* _EXTRACTED TEXT_
Cat Urbigkit: Government in Sunshine — Your Right to Know

Columnist Cat Urbigkit writes: "This is Sunshine Week, a week in which news organizations across the country highlight the importance of government transparency and celebrate the publics right to know the workings of its government a critical principle in democracy."

Cat Urbigkit

March 15, 20228 min read

Cat Urbigkit

“A popular government, without popular information, or the mean of acquiring it, is but a prologue to a farce or a tragedy; or perhaps both. Knowledge will forever govern ignorance; and a people who mean to be their own governors must arm themselves with the power which knowledge gives.”—James Madison, 1822.

This is Sunshine Week, a week in which news organizations across the country highlight the importance of government transparency and celebrate the public’s right to know the workings of its government – a critical principle in democracy. The date of this celebration is no coincidence since Sunshine Week marks the week of Madison’s birth 271 years ago.

Your right to know is enshrined in federal and state “government in sunshine” laws that provide mechanisms to ensure that government is open, transparent, and accountable to its citizens. Sunshine laws provide for public oversight of governmental functions through provisions that provide for public attendance at governmental meetings as well as access to governmental records. These laws mandate that the public’s business is discussed and decided in public view. Here’s a quick guide to the primary federal and sunshine laws that apply in Wyoming.


The Freedom of Information Act (FOIA), first enacted in 1966, applies to federal agencies and establishes a legal right of access to government records, provides a presumption of disclosure, and requires records to be released to any member of the public, unless one of the FOIA’s nine exemptions applies.

FOIA provides that when processing requests, agencies should withhold information only if they reasonably foresee that disclosure would harm an interest protected by an exemption, or if disclosure is prohibited by law. Agencies should also consider whether partial disclosure of information is possible whenever they determine that full disclosure is not possible and they should take reasonable steps to segregate and release nonexempt information.

“At its core, the FOIA fosters public trust: trust that those who are charged with faithfully executing the laws are in fact doing so with integrity and in the public’s interest,” said Associate Attorney General Vanita Gupta of the U.S. Justice Department in remarks earlier this week.

To learn more about FOIA, how to file a FOIA request for records, and to review recently released documents, visit

FOIA Reading Rooms

Many federal government agencies and departments have online FOIA reading rooms where certain records of public interest are already posted. For example, the Department of the Interior has a variety of FOIA libraries and reading rooms, which can be accessed here. And here’s the BLM FOIA Reading Room.

The Federal Bureau of Investigation has a FOIA reading room, appropriately called The Vault.

You can even file a request to see if the FBI has a record about you. It’s a little more complicated, and involves the Privacy Act, but the option exists.

The Central Intelligence Agency FOIA reading room offers a fascinating record of declassified intelligence information – everything from the collapse of communism in Eastern Europe to the animal used in spycraft.

Federal Sunshine

The federal Government in the Sunshine Act, passed by Congress in 1976, declared it to be the policy of Congress that federal agency proceedings be open to the public except in limited circumstances, and required that agencies provide public notice of meetings.

* _RECORDS PROVIDED_

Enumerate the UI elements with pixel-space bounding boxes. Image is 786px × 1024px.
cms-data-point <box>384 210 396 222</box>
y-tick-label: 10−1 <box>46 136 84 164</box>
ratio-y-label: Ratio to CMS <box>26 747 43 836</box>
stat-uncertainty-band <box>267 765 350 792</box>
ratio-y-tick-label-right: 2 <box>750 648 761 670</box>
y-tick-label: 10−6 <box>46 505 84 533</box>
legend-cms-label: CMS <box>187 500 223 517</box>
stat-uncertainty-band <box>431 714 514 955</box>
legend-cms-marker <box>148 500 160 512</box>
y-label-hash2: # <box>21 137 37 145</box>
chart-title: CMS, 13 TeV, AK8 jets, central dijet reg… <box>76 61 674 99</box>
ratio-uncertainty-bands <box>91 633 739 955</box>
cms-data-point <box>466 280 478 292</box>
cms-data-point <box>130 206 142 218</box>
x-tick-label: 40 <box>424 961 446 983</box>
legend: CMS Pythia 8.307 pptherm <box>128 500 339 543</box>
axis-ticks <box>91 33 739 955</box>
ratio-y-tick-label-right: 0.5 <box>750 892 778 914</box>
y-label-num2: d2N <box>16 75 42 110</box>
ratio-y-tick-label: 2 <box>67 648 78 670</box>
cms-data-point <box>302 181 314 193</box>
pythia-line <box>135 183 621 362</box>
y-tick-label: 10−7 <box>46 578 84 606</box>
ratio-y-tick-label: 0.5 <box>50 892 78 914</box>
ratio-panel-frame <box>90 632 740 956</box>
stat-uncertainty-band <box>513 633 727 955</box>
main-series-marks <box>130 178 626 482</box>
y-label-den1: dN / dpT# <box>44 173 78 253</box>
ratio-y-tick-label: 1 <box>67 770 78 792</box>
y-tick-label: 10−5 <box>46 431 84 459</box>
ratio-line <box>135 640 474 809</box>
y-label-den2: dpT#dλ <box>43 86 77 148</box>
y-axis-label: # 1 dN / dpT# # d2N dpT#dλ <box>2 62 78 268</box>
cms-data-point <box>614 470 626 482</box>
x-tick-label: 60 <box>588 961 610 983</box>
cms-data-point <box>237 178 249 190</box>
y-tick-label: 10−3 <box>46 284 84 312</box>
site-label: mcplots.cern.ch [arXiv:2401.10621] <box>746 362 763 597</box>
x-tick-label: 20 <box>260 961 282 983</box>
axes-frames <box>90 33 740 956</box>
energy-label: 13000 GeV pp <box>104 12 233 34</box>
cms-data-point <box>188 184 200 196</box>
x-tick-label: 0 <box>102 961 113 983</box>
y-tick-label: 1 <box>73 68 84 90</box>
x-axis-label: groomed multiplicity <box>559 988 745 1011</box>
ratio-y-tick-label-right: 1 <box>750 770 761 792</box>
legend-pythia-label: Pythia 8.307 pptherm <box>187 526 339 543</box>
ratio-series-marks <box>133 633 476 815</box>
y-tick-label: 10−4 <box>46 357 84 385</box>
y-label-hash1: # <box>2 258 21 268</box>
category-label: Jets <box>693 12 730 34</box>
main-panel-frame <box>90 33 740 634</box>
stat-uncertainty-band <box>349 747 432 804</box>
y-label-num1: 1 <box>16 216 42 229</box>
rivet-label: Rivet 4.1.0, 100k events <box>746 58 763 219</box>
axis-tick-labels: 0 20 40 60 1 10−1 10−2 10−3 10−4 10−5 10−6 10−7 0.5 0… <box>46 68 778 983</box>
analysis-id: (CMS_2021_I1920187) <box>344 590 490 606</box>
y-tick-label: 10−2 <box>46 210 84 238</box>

* _REQUIRED TASKS_
• a. Could you set down, word for word, the portion of the Sunshine Week column that opens with the words containing "To learn more" and closes with "called The Vault."?
• b. Which federal agencies or departments does the Sunshine Week column name as having a FOIA reading room? List all of them.

* _ANSWERS TO THE EXERCISES_
• a.
To learn more about FOIA, how to file a FOIA request for records, and to review recently released documents, visit

FOIA Reading Rooms

Many federal government agencies and departments have online FOIA reading rooms where certain records of public interest are already posted. For example, the Department of the Interior has a variety of FOIA libraries and reading rooms, which can be accessed here. And here’s the BLM FOIA Reading Room.

The Federal Bureau of Investigation has a FOIA reading room, appropriately called The Vault.

• b.
- Department of the Interior
- BLM
- Federal Bureau of Investigation
- Central Intelligence Agency